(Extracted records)
· · · · ·

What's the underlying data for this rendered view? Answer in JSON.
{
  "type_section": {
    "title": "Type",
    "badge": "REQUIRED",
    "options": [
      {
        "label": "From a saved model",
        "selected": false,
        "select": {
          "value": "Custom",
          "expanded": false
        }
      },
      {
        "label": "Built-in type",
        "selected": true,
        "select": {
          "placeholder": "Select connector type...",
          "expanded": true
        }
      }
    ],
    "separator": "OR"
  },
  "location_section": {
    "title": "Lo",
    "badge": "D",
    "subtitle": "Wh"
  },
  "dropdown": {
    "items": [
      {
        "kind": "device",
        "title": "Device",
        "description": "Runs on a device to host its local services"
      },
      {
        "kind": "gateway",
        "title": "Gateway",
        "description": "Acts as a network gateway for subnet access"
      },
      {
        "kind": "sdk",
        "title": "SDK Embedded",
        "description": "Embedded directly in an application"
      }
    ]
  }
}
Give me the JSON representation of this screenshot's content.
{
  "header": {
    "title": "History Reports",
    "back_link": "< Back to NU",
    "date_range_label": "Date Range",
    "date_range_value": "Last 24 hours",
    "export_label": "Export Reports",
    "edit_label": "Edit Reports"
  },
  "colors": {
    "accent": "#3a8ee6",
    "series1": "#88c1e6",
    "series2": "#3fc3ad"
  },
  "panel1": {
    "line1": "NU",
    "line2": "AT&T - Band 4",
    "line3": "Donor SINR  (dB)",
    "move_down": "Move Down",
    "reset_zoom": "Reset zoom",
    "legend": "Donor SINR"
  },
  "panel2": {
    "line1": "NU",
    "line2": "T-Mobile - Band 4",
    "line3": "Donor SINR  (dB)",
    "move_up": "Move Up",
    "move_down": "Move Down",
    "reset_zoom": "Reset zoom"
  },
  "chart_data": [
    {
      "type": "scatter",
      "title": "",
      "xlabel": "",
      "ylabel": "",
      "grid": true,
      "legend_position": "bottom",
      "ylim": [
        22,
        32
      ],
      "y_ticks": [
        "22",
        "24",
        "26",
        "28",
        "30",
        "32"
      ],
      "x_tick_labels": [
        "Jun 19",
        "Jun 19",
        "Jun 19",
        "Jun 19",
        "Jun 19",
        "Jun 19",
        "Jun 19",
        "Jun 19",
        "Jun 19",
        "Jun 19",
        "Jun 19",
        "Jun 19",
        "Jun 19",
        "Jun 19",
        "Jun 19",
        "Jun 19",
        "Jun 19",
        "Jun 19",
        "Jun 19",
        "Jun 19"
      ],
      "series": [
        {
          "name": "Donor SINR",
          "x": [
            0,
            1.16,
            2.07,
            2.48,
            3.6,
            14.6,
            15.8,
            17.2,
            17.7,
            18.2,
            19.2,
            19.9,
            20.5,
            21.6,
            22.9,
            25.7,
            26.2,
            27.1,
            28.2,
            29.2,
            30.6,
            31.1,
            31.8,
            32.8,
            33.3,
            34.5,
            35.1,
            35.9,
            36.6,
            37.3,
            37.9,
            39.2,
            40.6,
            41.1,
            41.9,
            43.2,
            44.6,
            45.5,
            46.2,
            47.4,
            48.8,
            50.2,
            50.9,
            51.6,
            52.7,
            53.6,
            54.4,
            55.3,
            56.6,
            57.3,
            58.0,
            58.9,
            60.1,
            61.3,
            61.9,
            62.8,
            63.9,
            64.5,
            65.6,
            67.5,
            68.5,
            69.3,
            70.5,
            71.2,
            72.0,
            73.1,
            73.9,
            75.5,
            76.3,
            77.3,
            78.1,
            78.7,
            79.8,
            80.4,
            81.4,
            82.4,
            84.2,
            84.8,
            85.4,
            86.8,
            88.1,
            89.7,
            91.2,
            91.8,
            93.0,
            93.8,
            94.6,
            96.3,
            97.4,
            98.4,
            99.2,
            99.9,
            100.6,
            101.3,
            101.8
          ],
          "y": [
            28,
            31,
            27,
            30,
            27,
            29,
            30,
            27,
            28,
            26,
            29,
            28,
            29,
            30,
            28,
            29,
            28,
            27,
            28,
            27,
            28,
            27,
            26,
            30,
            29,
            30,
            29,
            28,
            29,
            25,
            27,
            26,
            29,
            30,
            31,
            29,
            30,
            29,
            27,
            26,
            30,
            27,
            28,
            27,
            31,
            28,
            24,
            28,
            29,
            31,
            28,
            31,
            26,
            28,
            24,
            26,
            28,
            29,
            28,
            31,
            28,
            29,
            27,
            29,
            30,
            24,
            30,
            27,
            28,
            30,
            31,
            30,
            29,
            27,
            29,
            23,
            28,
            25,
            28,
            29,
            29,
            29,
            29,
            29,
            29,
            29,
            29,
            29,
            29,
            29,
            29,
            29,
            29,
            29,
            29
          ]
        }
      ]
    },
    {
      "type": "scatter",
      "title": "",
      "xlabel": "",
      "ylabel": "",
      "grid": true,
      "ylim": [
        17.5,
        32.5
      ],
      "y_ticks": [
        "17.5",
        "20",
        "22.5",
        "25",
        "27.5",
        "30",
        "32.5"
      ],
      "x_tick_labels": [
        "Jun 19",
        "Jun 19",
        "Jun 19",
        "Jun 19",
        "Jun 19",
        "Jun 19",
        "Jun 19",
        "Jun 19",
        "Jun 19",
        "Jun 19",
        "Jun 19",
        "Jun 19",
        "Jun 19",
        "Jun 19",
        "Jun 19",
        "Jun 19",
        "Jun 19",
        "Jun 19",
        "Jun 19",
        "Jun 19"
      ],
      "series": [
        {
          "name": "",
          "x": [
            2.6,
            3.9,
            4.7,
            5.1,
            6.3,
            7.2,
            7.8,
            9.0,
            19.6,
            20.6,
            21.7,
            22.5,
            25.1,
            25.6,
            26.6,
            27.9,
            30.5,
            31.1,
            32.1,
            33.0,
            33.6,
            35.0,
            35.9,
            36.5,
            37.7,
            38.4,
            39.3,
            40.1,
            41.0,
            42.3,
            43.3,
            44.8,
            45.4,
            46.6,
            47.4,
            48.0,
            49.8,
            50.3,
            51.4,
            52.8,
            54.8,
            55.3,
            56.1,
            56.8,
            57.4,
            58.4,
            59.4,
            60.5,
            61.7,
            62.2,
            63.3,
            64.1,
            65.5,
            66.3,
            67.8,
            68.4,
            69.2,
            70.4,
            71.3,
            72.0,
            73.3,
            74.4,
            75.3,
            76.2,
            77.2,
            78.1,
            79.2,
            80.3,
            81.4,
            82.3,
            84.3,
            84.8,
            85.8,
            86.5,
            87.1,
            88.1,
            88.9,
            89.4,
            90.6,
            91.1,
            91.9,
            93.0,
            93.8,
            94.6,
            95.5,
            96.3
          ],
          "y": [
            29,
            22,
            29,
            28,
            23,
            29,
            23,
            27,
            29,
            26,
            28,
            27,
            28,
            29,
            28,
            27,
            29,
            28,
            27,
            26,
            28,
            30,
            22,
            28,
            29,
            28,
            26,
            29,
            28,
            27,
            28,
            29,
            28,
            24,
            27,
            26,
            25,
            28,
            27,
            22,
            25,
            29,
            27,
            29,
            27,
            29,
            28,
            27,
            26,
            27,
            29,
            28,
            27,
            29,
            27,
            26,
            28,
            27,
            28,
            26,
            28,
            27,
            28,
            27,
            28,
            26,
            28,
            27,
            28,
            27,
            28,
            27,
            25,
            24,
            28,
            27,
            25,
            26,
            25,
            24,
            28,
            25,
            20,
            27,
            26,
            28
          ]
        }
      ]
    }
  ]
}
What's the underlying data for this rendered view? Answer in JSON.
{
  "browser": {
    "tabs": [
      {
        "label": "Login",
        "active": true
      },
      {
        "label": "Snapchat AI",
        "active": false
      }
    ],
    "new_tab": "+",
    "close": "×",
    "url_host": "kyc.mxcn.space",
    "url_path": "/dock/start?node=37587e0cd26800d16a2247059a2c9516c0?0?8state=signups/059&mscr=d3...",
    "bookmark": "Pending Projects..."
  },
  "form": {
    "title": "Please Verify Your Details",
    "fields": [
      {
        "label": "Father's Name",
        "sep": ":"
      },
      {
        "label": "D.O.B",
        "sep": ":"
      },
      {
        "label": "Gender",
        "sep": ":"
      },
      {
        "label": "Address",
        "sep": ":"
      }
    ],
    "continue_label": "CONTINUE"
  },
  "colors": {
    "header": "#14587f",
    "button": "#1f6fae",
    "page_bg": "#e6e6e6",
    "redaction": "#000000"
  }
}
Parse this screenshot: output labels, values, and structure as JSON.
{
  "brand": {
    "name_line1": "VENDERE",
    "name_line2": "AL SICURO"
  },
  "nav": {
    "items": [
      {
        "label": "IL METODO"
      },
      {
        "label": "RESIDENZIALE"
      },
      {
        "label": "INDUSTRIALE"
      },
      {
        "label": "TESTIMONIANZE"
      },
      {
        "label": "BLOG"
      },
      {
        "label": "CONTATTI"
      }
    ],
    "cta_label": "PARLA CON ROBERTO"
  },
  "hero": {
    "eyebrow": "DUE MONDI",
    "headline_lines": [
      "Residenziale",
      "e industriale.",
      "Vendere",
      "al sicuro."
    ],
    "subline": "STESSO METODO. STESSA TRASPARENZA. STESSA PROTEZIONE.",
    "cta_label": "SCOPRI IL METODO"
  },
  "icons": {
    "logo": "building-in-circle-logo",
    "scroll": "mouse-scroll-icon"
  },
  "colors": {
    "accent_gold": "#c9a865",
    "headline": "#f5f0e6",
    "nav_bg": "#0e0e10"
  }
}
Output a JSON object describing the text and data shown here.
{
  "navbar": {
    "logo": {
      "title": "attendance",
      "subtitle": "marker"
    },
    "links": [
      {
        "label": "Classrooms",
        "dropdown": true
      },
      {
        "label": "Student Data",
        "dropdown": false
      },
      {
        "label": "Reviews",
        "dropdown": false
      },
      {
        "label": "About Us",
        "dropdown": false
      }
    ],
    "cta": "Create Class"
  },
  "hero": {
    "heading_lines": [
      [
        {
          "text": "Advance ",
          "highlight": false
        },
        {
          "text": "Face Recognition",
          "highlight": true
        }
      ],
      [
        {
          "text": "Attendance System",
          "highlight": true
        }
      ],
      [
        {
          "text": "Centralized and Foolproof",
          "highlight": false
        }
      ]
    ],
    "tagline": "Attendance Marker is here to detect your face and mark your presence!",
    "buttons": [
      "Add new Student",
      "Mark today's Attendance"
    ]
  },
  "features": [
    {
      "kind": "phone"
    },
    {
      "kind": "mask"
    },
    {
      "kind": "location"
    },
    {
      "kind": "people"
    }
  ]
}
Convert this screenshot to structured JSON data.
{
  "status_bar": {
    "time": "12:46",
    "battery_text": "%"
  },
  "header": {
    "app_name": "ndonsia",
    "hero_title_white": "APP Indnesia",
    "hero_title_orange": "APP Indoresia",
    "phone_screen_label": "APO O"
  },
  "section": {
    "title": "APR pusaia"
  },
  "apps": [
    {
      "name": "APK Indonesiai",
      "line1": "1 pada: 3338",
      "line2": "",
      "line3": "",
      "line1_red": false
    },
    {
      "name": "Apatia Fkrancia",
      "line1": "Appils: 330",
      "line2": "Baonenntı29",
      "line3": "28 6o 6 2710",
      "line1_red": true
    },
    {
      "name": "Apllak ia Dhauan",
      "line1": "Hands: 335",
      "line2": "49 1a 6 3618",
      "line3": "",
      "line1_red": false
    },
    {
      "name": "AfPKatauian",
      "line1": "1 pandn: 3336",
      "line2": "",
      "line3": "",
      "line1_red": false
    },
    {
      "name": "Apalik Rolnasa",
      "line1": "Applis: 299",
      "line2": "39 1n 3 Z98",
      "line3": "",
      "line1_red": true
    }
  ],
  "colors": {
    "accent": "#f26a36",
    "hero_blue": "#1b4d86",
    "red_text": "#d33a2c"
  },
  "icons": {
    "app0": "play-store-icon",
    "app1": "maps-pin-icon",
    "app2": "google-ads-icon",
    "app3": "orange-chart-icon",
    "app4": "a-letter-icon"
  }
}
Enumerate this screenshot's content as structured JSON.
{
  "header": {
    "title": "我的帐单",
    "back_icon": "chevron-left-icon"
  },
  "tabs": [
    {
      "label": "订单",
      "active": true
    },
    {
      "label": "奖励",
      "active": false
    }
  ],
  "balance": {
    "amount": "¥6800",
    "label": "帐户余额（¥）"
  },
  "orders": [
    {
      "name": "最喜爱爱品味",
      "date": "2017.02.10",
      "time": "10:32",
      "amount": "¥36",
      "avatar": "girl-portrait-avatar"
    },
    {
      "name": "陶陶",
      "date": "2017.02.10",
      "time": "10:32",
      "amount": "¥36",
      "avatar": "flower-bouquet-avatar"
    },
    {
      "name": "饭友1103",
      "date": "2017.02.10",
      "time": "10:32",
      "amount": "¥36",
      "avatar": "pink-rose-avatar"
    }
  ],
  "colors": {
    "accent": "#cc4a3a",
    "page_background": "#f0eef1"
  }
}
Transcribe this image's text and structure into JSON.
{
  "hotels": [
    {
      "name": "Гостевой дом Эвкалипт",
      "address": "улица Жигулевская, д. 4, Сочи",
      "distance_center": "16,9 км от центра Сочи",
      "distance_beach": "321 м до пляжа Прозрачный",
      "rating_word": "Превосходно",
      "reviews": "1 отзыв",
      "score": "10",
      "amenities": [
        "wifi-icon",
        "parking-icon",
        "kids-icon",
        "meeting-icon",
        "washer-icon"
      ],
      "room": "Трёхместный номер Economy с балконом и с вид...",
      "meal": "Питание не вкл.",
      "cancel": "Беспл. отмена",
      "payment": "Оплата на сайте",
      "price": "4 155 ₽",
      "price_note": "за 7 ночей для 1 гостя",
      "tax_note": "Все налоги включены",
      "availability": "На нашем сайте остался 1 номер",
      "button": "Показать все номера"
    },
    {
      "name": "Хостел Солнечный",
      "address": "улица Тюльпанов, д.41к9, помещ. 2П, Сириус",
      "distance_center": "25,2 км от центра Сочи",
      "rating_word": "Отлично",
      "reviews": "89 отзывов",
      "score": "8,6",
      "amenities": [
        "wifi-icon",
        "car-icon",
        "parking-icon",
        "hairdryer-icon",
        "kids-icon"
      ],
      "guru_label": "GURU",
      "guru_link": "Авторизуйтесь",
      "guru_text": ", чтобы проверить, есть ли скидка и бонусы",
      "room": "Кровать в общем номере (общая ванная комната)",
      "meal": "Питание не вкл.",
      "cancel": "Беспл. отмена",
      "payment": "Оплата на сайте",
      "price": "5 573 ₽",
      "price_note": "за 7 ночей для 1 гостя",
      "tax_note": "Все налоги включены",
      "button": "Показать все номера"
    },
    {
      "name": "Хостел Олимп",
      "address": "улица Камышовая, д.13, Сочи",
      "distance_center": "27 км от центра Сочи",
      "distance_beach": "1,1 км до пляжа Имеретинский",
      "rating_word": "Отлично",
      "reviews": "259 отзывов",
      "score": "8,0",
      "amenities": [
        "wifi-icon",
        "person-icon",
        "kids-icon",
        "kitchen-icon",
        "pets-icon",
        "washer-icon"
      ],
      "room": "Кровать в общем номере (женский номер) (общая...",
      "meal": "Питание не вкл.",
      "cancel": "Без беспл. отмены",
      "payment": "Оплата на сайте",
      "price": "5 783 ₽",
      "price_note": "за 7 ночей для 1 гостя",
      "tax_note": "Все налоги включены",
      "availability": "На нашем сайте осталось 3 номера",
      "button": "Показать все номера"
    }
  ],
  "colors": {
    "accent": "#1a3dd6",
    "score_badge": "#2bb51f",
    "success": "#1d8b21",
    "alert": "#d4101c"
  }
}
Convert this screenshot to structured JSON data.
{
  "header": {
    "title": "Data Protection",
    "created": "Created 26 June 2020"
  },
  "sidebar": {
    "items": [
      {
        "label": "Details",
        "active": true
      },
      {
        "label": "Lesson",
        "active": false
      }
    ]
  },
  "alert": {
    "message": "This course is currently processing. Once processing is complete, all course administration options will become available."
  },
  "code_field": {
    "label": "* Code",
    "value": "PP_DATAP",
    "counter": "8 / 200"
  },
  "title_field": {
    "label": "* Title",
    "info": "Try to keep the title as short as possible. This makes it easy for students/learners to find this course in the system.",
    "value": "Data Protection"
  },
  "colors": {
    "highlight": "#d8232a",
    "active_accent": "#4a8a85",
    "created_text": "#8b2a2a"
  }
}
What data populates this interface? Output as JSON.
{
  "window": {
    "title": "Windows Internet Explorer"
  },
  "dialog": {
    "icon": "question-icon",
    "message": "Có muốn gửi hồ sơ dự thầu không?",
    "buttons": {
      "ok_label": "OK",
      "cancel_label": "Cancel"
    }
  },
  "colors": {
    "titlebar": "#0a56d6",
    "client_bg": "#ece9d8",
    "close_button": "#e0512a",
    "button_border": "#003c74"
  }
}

· · · · ·

* _Prompt_: Pick each line holding the word "общая" out of the data and copy it.

* _Reply_:
      "room": "Кровать в общем номере (общая ванная комната)",
      "room": "Кровать в общем номере (женский номер) (общая...",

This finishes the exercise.